Dataset rows
----------------
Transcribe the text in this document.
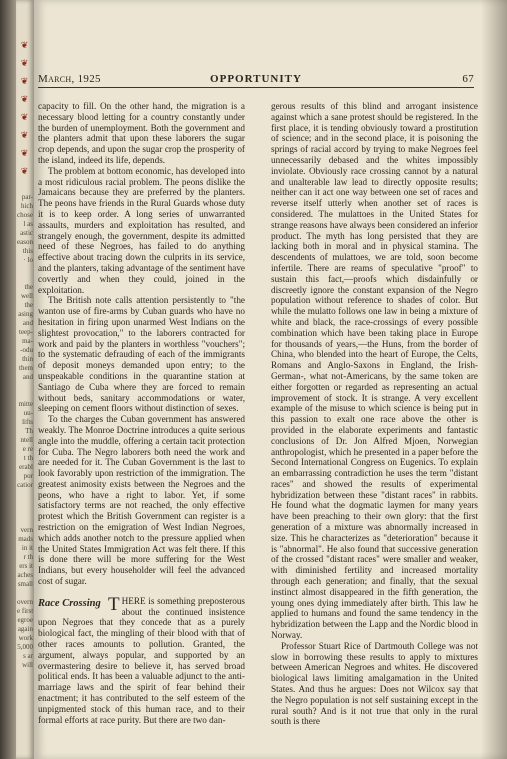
par-
hich
chose
l as
astic
eason
this
· lo
the
well
the
asing
and
teep-
ma-
-odu
thin
them
and
mitte
uu-
lifts
Th
ntell
e re
t th
erabl
por
catior
vern
mads
in it
r th
ers it
aches
overn
e first
egroe
again
work
5,000
s ar
will
small
❦
❦
❦
❦
❦
❦
❦
❦
March, 1925	OPPORTUNITY	67

capacity to fill. On the other hand, the migration is a necessary blood letting for a country constantly under the burden of unemployment. Both the government and the planters admit that upon these laborers the sugar crop depends, and upon the sugar crop the prosperity of the island, indeed its life, depends.

The problem at bottom economic, has developed into a most ridiculous racial problem. The peons dislike the Jamaicans because they are preferred by the planters. The peons have friends in the Rural Guards whose duty it is to keep order. A long series of unwarranted assaults, murders and exploitation has resulted, and strangely enough, the government, despite its admitted need of these Negroes, has failed to do anything effective about tracing down the culprits in its service, and the planters, taking advantage of the sentiment have covertly and when they could, joined in the exploitation.

The British note calls attention persistently to "the wanton use of fire-arms by Cuban guards who have no hesitation in firing upon unarmed West Indians on the slightest provocation," to the laborers contracted for work and paid by the planters in worthless "vouchers"; to the systematic defrauding of each of the immigrants of deposit moneys demanded upon entry; to the unspeakable conditions in the quarantine station at Santiago de Cuba where they are forced to remain without beds, sanitary accommodations or water, sleeping on cement floors without distinction of sexes.

To the charges the Cuban government has answered weakly. The Monroe Doctrine introduces a quite serious angle into the muddle, offering a certain tacit protection for Cuba. The Negro laborers both need the work and are needed for it. The Cuban Government is the last to look favorably upon restriction of the immigration. The greatest animosity exists between the Negroes and the peons, who have a right to labor. Yet, if some satisfactory terms are not reached, the only effective protest which the British Government can register is a restriction on the emigration of West Indian Negroes, which adds another notch to the pressure applied when the United States Immigration Act was felt there. If this is done there will be more suffering for the West Indians, but every householder will feel the advanced cost of sugar.

Race Crossing THERE is something preposterous about the continued insistence upon Negroes that they concede that as a purely biological fact, the mingling of their blood with that of other races amounts to pollution. Granted, the argument, always popular, and supported by an overmastering desire to believe it, has served broad political ends. It has been a valuable adjunct to the anti-marriage laws and the spirit of fear behind their enactment; it has contributed to the self esteem of the unpigmented stock of this human race, and to their formal efforts at race purity. But there are two dan-

gerous results of this blind and arrogant insistence against which a sane protest should be registered. In the first place, it is tending obviously toward a prostitution of science; and in the second place, it is poisoning the springs of racial accord by trying to make Negroes feel unnecessarily debased and the whites impossibly inviolate. Obviously race crossing cannot by a natural and unalterable law lead to directly opposite results; neither can it act one way between one set of races and reverse itself utterly when another set of races is considered. The mulattoes in the United States for strange reasons have always been considered an inferior product. The myth has long persisted that they are lacking both in moral and in physical stamina. The descendents of mulattoes, we are told, soon become infertile. There are reams of speculative "proof" to sustain this fact,—proofs which disdainfully or discreetly ignore the constant expansion of the Negro population without reference to shades of color. But while the mulatto follows one law in being a mixture of white and black, the race-crossings of every possible combination which have been taking place in Europe for thousands of years,—the Huns, from the border of China, who blended into the heart of Europe, the Celts, Romans and Anglo-Saxons in England, the Irish-German-, what not-Americans, by the same token are either forgotten or regarded as representing an actual improvement of stock. It is strange. A very excellent example of the misuse to which science is being put in this passion to exalt one race above the other is provided in the elaborate experiments and fantastic conclusions of Dr. Jon Alfred Mjoen, Norwegian anthropologist, which he presented in a paper before the Second International Congress on Eugenics. To explain an embarrassing contradiction he uses the term "distant races" and showed the results of experimental hybridization between these "distant races" in rabbits. He found what the dogmatic laymen for many years have been preaching to their own glory: that the first generation of a mixture was abnormally increased in size. This he characterizes as "deterioration" because it is "abnormal". He also found that successive generation of the crossed "distant races" were smaller and weaker, with diminished fertility and increased mortality through each generation; and finally, that the sexual instinct almost disappeared in the fifth generation, the young ones dying immediately after birth. This law he applied to humans and found the same tendency in the hybridization between the Lapp and the Nordic blood in Norway.

Professor Stuart Rice of Dartmouth College was not slow in borrowing these results to apply to mixtures between American Negroes and whites. He discovered biological laws limiting amalgamation in the United States. And thus he argues: Does not Wilcox say that the Negro population is not self sustaining except in the rural south? And is it not true that only in the rural south is there
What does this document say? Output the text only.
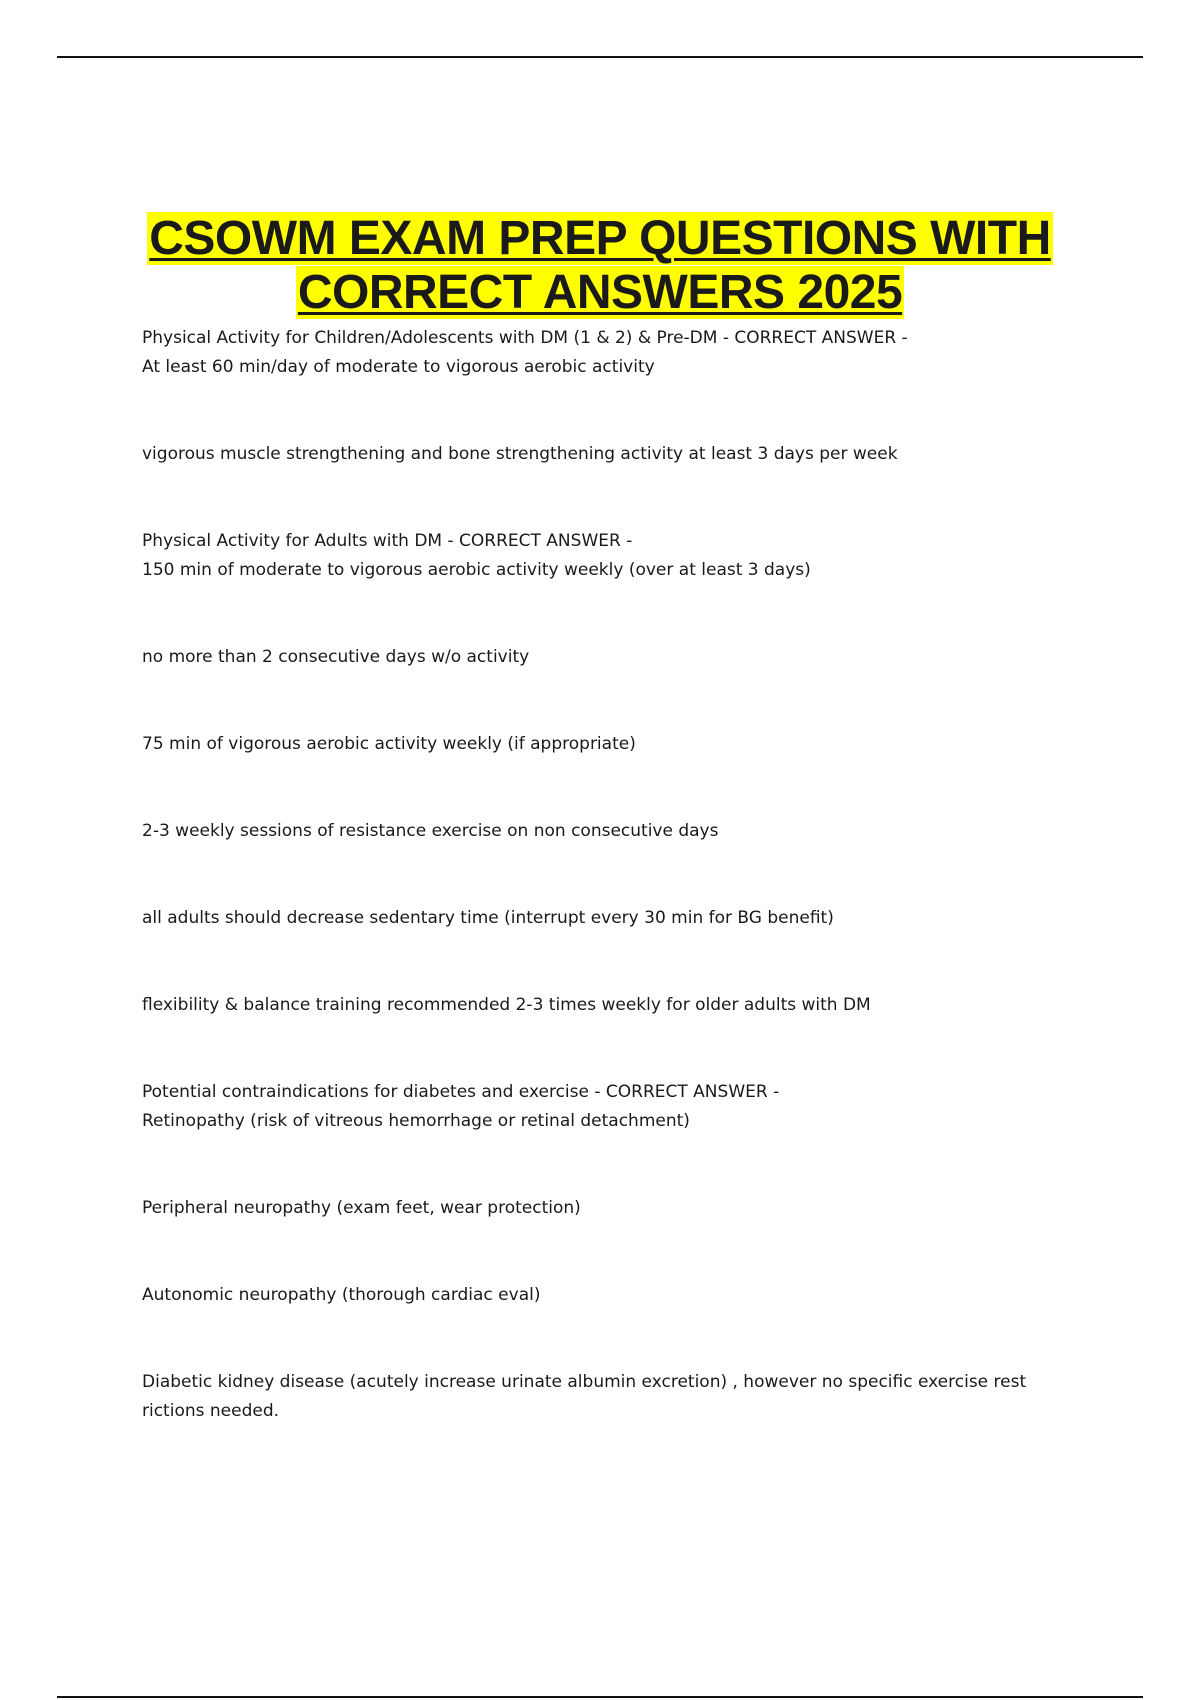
CSOWM EXAM PREP QUESTIONS WITH
CORRECT ANSWERS 2025

Physical Activity for Children/Adolescents with DM (1 & 2) & Pre-DM - CORRECT ANSWER -
At least 60 min/day of moderate to vigorous aerobic activity

vigorous muscle strengthening and bone strengthening activity at least 3 days per week

Physical Activity for Adults with DM - CORRECT ANSWER -
150 min of moderate to vigorous aerobic activity weekly (over at least 3 days)

no more than 2 consecutive days w/o activity

75 min of vigorous aerobic activity weekly (if appropriate)

2-3 weekly sessions of resistance exercise on non consecutive days

all adults should decrease sedentary time (interrupt every 30 min for BG benefit)

flexibility & balance training recommended 2-3 times weekly for older adults with DM

Potential contraindications for diabetes and exercise - CORRECT ANSWER -
Retinopathy (risk of vitreous hemorrhage or retinal detachment)

Peripheral neuropathy (exam feet, wear protection)

Autonomic neuropathy (thorough cardiac eval)

Diabetic kidney disease (acutely increase urinate albumin excretion) , however no specific exercise rest
rictions needed.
----------------
* _Written instruction_
Go through the material and copy out every line with "CORRECT" in it.

* _Task solution_
CORRECT ANSWERS 2025
Physical Activity for Children/Adolescents with DM (1 & 2) & Pre-DM - CORRECT ANSWER -
Physical Activity for Adults with DM - CORRECT ANSWER -
Potential contraindications for diabetes and exercise - CORRECT ANSWER -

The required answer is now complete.